Task prompt: Each line of the data that includes the string "from" is to be copied out.

Stored data:
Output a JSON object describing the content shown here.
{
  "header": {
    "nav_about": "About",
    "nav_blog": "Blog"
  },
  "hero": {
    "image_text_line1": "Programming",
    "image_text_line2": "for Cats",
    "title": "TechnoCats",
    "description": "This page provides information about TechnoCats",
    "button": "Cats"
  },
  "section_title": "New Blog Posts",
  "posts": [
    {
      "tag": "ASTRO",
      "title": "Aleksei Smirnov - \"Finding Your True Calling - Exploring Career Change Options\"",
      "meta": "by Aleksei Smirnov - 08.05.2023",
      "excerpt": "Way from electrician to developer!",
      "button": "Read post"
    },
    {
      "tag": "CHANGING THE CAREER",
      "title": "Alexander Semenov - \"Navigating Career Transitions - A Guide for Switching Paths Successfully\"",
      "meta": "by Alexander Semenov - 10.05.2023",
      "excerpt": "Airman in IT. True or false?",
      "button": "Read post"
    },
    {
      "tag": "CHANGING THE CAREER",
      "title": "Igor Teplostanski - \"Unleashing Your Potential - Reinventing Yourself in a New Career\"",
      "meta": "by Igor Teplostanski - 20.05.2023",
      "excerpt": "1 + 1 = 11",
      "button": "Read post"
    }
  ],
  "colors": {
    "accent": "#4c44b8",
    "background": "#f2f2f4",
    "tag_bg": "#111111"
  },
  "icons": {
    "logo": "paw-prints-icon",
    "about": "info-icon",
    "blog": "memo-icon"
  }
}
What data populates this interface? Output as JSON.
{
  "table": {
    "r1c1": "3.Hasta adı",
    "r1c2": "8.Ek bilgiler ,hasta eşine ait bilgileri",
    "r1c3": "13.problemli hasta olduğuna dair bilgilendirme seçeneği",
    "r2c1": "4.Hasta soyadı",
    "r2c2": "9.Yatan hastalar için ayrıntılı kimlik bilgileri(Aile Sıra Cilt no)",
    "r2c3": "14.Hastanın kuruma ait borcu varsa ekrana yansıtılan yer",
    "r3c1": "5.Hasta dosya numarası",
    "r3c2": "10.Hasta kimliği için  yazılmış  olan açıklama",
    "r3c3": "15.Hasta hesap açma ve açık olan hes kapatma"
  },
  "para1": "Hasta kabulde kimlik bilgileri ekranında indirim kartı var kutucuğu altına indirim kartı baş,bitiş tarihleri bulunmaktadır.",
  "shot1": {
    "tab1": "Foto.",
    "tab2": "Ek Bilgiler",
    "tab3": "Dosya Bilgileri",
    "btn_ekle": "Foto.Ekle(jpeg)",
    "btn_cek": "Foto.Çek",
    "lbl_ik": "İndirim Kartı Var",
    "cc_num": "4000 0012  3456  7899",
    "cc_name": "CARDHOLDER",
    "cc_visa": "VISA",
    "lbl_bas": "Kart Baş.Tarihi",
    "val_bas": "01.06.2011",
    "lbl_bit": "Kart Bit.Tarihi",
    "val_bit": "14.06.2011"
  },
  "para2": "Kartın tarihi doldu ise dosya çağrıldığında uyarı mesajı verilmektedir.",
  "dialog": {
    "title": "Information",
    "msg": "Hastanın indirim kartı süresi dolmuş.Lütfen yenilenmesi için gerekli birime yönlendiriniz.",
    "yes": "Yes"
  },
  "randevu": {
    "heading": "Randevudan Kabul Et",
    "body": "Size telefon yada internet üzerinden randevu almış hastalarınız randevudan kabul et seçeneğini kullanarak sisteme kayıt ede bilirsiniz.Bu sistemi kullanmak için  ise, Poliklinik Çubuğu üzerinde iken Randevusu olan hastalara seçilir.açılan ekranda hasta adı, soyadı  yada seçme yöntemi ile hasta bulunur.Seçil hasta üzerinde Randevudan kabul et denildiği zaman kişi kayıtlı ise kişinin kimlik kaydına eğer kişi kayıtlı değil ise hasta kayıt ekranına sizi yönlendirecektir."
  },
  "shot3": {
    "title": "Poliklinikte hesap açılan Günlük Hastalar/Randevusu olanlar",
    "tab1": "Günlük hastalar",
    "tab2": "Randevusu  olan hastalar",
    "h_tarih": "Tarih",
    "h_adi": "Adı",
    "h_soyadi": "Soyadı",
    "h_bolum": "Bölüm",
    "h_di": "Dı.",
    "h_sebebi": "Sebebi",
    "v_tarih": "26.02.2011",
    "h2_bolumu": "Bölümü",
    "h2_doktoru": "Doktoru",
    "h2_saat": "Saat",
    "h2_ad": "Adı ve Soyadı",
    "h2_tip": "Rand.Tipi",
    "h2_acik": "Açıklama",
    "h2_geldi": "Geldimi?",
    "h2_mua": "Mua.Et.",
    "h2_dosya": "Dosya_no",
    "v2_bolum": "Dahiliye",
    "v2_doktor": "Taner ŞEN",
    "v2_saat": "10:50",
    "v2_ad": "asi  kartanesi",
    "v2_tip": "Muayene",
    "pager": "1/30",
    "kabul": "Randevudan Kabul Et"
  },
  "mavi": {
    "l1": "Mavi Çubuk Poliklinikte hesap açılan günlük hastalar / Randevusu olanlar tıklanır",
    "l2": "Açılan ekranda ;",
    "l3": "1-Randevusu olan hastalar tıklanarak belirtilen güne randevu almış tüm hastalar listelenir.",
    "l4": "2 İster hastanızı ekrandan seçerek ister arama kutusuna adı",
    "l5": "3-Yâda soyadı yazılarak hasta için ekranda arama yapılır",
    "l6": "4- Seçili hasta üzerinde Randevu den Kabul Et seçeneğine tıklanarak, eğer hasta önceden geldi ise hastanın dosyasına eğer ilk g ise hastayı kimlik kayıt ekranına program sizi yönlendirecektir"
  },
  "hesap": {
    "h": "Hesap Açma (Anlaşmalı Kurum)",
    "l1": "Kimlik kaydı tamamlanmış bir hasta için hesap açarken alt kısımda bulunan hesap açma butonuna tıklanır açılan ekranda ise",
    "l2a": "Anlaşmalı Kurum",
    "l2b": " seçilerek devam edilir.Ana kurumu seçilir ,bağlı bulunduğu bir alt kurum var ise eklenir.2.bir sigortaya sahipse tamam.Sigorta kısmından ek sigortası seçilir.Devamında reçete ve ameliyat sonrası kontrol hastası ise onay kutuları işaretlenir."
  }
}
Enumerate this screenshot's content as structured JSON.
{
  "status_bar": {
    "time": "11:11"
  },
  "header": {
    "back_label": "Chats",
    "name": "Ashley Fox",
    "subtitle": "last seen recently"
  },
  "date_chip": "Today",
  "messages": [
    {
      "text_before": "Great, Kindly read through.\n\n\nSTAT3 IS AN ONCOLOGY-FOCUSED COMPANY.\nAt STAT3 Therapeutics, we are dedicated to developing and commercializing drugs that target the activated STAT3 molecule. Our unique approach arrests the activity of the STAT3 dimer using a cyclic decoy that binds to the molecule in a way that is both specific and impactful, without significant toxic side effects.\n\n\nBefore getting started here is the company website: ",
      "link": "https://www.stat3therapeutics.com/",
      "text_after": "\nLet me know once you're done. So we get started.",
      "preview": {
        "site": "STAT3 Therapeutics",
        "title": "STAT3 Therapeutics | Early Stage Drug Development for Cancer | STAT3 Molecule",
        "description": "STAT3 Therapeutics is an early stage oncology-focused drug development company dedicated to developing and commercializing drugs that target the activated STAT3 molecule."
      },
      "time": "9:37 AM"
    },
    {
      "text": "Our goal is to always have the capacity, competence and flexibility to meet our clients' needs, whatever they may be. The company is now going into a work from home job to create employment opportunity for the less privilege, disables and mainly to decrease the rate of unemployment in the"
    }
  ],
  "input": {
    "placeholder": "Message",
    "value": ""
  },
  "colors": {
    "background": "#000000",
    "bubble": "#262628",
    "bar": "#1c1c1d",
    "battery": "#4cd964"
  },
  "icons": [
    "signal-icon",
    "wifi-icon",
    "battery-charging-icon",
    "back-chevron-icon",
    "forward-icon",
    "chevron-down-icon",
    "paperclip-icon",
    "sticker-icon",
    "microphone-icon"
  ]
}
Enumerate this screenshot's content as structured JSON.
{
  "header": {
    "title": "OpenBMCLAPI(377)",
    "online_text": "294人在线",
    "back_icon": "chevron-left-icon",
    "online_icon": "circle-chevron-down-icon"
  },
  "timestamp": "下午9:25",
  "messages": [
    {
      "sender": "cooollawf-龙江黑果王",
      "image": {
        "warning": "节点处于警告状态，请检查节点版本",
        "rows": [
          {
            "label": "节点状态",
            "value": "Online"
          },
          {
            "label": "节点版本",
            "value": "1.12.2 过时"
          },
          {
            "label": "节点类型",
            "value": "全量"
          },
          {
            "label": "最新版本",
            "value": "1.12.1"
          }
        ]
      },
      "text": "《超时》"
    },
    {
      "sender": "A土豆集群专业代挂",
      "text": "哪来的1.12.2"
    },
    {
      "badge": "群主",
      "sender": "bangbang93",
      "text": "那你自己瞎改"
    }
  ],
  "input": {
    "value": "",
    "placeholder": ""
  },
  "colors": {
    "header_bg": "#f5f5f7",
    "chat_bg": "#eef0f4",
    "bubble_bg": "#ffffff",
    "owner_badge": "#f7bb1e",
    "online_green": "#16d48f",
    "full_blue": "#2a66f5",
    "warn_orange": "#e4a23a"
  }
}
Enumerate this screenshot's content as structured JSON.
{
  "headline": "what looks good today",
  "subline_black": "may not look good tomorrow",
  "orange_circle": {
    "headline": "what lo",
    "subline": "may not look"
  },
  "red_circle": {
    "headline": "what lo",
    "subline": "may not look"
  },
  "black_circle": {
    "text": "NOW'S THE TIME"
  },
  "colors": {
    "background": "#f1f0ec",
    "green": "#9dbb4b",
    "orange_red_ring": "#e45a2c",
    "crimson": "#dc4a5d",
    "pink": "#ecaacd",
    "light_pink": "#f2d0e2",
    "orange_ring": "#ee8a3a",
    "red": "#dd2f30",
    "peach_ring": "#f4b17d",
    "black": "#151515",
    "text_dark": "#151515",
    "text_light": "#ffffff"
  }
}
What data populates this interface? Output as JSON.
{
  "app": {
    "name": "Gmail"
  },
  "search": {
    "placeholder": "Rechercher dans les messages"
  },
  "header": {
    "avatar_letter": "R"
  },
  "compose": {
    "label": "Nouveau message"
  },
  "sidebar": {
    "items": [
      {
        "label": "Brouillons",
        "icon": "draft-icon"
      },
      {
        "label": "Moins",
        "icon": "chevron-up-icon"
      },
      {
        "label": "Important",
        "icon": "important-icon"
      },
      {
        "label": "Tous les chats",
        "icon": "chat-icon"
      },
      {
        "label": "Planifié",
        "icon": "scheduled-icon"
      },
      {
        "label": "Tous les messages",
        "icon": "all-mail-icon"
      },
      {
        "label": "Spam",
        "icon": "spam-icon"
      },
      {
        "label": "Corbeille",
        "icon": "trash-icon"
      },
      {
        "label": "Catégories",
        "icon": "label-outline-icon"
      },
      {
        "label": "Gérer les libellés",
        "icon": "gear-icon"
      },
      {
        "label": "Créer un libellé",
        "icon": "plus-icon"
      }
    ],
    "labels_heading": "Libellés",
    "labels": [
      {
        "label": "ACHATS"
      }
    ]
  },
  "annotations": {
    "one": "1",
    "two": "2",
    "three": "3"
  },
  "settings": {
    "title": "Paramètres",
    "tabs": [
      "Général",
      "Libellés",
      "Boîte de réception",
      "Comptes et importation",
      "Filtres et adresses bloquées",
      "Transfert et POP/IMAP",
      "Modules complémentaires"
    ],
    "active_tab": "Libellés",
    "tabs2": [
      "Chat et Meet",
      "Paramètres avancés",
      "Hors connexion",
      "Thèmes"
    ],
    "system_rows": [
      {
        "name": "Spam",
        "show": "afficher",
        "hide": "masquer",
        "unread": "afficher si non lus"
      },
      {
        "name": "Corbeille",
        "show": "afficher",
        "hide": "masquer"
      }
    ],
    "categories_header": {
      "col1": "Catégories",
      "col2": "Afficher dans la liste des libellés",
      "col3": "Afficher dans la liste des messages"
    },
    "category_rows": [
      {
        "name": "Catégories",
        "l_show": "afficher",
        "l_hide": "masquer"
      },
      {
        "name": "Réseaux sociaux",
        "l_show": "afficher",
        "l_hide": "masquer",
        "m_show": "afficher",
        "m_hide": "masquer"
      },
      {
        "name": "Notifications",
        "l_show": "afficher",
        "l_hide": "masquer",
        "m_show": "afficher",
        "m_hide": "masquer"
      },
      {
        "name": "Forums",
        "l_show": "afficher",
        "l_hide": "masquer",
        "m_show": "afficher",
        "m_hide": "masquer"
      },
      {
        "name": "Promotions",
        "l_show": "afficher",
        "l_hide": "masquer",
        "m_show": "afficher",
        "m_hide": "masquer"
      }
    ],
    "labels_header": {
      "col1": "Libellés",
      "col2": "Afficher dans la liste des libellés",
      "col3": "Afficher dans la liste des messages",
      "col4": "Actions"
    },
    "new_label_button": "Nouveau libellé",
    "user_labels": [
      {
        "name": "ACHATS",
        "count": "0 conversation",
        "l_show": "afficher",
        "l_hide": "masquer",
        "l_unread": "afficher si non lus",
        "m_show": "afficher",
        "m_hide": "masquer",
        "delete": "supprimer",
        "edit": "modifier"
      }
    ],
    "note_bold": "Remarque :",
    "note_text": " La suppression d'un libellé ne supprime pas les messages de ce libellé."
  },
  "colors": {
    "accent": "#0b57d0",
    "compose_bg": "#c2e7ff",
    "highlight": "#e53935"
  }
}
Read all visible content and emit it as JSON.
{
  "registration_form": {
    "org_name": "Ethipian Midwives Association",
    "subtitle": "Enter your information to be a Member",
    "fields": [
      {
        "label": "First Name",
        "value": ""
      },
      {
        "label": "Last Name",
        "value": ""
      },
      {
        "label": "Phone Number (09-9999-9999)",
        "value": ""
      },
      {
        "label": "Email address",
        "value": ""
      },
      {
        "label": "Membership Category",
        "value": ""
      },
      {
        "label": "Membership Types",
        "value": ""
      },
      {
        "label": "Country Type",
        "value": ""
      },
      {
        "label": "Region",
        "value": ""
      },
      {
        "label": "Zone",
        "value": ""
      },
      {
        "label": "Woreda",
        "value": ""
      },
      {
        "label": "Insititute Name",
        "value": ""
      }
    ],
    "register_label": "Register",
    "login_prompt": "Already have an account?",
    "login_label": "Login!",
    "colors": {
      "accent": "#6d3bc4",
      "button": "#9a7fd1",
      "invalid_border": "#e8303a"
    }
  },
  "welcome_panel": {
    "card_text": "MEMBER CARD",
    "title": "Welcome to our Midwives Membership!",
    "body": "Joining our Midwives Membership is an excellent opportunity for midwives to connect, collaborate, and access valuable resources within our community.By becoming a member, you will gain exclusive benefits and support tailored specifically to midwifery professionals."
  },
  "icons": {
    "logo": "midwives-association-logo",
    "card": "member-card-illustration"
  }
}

Result of this exercise:
      "excerpt": "Way from electrician to developer!",
      "text": "Our goal is to always have the capacity, competence and flexibility to meet our clients' needs, whatever they may be. The company is now going into a work from home job to create employment opportunity for the less privilege, disables and mainly to decrease the rate of unemployment in the"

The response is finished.